> [Task to carry out] Report each line of the data that has "height" somewhere in it.

[Dataset items]
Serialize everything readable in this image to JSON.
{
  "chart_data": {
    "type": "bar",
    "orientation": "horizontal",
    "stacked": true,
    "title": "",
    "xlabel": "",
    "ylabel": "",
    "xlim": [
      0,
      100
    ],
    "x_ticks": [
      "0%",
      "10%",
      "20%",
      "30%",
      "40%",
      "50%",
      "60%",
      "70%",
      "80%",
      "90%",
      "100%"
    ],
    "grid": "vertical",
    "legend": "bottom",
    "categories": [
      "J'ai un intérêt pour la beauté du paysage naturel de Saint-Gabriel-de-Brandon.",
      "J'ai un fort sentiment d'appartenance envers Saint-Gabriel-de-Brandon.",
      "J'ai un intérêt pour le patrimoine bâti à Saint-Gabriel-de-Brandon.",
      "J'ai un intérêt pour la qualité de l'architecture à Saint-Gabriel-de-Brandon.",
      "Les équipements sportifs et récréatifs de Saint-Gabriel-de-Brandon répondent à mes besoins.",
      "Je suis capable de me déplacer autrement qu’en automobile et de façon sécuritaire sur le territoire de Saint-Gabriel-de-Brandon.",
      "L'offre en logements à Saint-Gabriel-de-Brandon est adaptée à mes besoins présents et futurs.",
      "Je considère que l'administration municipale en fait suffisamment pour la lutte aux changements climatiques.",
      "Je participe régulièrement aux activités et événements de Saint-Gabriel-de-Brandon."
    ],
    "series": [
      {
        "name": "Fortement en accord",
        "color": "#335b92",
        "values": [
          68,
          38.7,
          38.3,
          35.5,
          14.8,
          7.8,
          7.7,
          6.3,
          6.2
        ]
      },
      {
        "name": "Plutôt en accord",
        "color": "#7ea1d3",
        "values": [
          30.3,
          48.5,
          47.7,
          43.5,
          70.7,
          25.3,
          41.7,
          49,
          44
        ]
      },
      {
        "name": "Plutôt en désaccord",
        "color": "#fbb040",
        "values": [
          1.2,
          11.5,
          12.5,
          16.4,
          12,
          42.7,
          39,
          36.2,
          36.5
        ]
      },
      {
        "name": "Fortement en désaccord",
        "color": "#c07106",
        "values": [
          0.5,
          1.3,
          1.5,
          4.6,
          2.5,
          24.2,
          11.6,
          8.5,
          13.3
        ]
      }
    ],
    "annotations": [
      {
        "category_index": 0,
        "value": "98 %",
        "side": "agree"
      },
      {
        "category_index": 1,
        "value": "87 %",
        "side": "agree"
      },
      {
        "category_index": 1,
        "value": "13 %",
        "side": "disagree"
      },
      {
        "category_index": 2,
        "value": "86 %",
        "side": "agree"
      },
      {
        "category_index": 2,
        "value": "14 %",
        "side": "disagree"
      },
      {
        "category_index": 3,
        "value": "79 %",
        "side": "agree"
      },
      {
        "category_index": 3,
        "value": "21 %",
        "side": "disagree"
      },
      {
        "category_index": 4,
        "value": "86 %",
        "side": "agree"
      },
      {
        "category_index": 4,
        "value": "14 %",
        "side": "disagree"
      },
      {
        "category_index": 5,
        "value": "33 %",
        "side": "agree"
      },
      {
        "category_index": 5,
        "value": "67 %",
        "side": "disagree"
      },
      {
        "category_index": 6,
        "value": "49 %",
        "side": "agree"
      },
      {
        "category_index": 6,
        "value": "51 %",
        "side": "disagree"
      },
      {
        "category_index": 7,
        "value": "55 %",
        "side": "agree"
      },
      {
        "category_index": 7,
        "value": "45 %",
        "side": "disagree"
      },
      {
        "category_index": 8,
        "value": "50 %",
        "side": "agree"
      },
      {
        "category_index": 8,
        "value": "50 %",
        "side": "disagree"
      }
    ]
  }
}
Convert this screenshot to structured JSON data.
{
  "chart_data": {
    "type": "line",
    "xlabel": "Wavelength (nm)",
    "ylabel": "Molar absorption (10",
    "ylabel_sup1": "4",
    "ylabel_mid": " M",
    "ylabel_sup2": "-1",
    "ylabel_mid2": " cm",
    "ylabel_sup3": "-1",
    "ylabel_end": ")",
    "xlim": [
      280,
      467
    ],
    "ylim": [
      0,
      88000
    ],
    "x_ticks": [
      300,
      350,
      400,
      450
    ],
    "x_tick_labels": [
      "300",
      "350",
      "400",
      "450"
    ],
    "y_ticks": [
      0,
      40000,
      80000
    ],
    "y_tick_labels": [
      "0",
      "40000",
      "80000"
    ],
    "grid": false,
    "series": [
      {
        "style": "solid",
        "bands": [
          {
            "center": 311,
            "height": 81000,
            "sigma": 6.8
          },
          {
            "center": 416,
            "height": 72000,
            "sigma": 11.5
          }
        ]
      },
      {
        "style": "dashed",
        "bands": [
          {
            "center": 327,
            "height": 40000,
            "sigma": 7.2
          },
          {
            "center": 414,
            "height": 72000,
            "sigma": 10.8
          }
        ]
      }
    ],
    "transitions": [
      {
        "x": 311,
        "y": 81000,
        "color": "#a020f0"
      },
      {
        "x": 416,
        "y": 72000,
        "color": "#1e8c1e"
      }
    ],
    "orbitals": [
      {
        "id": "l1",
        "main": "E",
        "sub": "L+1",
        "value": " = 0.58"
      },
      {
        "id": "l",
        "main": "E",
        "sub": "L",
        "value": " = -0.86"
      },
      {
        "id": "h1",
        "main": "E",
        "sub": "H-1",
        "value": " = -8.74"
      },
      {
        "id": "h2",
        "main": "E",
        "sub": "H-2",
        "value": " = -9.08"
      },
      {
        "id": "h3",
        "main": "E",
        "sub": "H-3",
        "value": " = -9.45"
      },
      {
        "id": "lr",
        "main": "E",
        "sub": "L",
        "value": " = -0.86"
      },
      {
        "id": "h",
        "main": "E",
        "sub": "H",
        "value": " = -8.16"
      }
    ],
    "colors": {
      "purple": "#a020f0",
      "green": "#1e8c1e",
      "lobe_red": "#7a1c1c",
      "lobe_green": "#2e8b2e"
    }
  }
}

> [Complete response]
            "height": 81000,
            "height": 72000,
            "height": 40000,
            "height": 72000,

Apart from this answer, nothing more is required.